— start of Input for this task —
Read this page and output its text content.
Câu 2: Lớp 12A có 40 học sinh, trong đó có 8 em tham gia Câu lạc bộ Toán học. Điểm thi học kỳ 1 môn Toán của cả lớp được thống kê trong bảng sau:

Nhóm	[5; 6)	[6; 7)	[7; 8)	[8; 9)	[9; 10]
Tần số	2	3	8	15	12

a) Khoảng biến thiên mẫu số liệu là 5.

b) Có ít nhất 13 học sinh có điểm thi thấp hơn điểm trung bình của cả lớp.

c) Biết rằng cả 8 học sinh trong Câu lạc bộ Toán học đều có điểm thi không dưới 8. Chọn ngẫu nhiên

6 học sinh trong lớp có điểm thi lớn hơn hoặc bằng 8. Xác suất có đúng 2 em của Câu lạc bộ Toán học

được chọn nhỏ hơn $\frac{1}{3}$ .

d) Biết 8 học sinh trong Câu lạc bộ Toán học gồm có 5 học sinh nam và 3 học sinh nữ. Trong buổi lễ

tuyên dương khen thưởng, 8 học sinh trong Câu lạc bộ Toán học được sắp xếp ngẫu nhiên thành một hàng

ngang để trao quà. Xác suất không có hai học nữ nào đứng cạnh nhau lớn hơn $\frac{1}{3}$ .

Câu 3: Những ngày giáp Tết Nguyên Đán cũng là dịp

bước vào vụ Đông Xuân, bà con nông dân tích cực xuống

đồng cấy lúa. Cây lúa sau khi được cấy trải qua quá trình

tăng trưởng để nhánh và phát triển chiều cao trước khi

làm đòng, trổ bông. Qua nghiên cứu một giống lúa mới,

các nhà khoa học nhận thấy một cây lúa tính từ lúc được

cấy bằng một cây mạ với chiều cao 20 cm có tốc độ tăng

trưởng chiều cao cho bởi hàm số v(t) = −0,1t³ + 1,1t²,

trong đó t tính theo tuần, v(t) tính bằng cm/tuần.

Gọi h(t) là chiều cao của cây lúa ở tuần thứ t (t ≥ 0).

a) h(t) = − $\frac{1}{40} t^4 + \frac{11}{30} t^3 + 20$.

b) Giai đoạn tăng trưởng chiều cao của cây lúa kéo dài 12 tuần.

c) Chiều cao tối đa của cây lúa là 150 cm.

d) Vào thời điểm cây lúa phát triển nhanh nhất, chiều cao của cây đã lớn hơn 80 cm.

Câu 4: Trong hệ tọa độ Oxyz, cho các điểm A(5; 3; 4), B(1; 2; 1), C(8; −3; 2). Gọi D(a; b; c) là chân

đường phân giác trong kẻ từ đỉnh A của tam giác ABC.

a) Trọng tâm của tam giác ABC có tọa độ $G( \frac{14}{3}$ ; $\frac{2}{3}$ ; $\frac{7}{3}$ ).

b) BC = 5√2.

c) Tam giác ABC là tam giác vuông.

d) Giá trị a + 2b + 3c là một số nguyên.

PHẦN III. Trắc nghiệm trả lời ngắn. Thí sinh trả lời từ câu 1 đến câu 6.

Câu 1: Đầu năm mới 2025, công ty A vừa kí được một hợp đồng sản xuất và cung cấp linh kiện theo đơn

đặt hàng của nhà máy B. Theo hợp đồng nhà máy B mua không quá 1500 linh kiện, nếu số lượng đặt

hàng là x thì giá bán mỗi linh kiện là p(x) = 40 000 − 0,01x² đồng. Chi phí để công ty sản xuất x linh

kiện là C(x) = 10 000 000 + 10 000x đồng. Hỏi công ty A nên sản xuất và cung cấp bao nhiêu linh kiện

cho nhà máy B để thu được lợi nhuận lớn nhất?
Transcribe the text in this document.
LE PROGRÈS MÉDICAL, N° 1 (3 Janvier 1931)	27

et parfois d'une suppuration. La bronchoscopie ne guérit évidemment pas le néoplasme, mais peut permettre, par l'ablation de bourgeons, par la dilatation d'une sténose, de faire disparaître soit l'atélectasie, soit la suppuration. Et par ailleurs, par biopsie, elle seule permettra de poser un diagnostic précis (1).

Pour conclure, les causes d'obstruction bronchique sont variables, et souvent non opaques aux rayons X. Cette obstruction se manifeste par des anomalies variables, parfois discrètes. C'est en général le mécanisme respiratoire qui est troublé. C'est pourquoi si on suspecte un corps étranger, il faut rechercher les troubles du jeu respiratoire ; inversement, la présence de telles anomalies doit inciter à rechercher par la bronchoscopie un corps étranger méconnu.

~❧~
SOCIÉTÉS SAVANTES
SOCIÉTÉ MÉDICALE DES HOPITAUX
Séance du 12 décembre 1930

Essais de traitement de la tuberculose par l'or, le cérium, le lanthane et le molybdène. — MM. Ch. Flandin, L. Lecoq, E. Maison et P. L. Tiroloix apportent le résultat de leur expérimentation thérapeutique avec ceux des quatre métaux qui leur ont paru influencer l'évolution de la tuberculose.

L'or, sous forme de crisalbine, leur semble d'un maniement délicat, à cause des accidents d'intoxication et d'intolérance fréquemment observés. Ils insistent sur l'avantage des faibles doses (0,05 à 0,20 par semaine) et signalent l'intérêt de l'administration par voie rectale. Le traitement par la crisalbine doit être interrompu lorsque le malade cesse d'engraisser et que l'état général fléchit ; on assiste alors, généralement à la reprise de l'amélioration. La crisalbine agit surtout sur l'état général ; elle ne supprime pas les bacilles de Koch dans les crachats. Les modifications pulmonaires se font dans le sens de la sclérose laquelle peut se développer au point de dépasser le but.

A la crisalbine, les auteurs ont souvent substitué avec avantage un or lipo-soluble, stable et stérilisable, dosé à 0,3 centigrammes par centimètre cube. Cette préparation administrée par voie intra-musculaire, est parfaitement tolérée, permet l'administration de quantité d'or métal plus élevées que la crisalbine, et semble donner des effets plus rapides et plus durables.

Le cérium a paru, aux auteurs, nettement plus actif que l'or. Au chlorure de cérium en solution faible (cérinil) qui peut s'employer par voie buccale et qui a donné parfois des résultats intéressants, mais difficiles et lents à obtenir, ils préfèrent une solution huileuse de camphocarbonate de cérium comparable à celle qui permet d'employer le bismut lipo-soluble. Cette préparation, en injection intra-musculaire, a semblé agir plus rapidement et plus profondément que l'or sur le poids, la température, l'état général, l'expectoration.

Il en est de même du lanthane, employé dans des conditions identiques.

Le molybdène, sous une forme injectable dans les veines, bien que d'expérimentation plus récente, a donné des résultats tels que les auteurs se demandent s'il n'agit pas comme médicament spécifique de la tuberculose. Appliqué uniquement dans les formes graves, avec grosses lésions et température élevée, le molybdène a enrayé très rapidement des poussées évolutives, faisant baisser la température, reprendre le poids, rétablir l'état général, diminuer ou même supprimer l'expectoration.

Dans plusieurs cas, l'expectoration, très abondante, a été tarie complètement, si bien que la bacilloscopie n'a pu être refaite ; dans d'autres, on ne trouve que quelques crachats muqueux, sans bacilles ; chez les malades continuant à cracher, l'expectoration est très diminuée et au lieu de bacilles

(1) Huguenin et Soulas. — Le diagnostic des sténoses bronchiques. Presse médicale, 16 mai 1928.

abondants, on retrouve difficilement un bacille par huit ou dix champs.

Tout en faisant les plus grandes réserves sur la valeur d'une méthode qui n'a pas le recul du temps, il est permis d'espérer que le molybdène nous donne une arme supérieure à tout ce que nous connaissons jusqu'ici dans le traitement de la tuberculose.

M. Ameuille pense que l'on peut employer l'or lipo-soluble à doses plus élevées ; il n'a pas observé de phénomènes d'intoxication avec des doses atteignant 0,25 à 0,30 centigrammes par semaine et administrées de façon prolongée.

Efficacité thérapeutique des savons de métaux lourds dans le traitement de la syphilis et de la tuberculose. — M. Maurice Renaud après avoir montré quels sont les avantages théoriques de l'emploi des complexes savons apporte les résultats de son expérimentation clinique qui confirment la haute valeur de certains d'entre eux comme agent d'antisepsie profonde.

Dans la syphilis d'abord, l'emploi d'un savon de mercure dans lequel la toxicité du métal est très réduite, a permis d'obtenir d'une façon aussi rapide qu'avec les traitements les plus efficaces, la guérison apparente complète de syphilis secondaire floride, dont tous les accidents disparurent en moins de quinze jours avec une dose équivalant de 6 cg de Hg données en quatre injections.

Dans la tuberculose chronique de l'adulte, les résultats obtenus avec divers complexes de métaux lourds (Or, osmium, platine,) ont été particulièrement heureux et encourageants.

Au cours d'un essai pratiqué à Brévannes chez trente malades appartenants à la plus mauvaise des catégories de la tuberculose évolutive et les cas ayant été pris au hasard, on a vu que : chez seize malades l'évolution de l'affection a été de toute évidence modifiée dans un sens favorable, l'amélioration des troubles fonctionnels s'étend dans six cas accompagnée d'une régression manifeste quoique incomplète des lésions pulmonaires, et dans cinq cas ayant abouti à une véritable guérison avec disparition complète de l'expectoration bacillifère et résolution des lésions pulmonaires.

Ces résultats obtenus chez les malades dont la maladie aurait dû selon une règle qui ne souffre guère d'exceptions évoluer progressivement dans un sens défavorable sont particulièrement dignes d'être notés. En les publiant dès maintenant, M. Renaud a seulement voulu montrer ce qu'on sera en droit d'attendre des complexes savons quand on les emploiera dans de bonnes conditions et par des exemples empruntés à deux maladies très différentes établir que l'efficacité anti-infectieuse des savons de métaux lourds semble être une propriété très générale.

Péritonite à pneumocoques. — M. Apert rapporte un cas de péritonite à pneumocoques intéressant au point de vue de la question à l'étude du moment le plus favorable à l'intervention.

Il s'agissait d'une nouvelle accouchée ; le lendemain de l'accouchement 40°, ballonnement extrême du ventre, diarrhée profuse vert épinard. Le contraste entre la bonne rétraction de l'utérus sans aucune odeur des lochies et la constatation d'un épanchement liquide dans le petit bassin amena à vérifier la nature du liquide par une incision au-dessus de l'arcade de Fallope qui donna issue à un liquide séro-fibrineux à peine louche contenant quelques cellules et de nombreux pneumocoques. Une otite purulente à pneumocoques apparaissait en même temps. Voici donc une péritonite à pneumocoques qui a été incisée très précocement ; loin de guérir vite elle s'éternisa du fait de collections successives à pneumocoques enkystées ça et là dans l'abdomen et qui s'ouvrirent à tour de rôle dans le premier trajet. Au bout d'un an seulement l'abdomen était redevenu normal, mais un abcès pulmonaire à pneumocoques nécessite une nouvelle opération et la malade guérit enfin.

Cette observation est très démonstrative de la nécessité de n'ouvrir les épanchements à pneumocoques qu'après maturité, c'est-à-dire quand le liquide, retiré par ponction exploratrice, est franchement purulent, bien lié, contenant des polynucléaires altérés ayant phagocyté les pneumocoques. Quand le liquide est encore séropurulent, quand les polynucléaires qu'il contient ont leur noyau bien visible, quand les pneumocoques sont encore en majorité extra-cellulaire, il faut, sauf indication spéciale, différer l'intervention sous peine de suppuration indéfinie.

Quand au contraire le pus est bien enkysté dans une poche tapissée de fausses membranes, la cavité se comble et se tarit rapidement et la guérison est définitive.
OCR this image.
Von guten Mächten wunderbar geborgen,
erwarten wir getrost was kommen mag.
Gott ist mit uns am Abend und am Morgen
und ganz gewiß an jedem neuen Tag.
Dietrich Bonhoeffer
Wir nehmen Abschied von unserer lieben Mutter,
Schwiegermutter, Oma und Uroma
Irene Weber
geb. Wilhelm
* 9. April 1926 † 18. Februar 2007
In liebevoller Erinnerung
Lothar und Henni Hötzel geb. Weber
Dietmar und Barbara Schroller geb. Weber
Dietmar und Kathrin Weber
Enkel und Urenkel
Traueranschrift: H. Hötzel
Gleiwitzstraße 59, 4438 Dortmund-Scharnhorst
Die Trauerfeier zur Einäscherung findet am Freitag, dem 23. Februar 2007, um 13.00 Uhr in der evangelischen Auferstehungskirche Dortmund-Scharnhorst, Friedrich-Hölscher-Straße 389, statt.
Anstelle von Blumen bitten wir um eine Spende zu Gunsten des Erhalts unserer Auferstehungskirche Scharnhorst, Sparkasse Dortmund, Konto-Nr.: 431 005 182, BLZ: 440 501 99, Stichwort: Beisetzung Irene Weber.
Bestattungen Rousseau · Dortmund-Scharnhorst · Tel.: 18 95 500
— end of Input for this task —
(Problem description):
Repeat only the lines running from the line that contains "OCR this image." through the last line above, inclusive.

(Response below):
OCR this image.
Von guten Mächten wunderbar geborgen,
erwarten wir getrost was kommen mag.
Gott ist mit uns am Abend und am Morgen
und ganz gewiß an jedem neuen Tag.
Dietrich Bonhoeffer
Wir nehmen Abschied von unserer lieben Mutter,
Schwiegermutter, Oma und Uroma
Irene Weber
geb. Wilhelm
* 9. April 1926 † 18. Februar 2007
In liebevoller Erinnerung
Lothar und Henni Hötzel geb. Weber
Dietmar und Barbara Schroller geb. Weber
Dietmar und Kathrin Weber
Enkel und Urenkel
Traueranschrift: H. Hötzel
Gleiwitzstraße 59, 4438 Dortmund-Scharnhorst
Die Trauerfeier zur Einäscherung findet am Freitag, dem 23. Februar 2007, um 13.00 Uhr in der evangelischen Auferstehungskirche Dortmund-Scharnhorst, Friedrich-Hölscher-Straße 389, statt.
Anstelle von Blumen bitten wir um eine Spende zu Gunsten des Erhalts unserer Auferstehungskirche Scharnhorst, Sparkasse Dortmund, Konto-Nr.: 431 005 182, BLZ: 440 501 99, Stichwort: Beisetzung Irene Weber.
Bestattungen Rousseau · Dortmund-Scharnhorst · Tel.: 18 95 500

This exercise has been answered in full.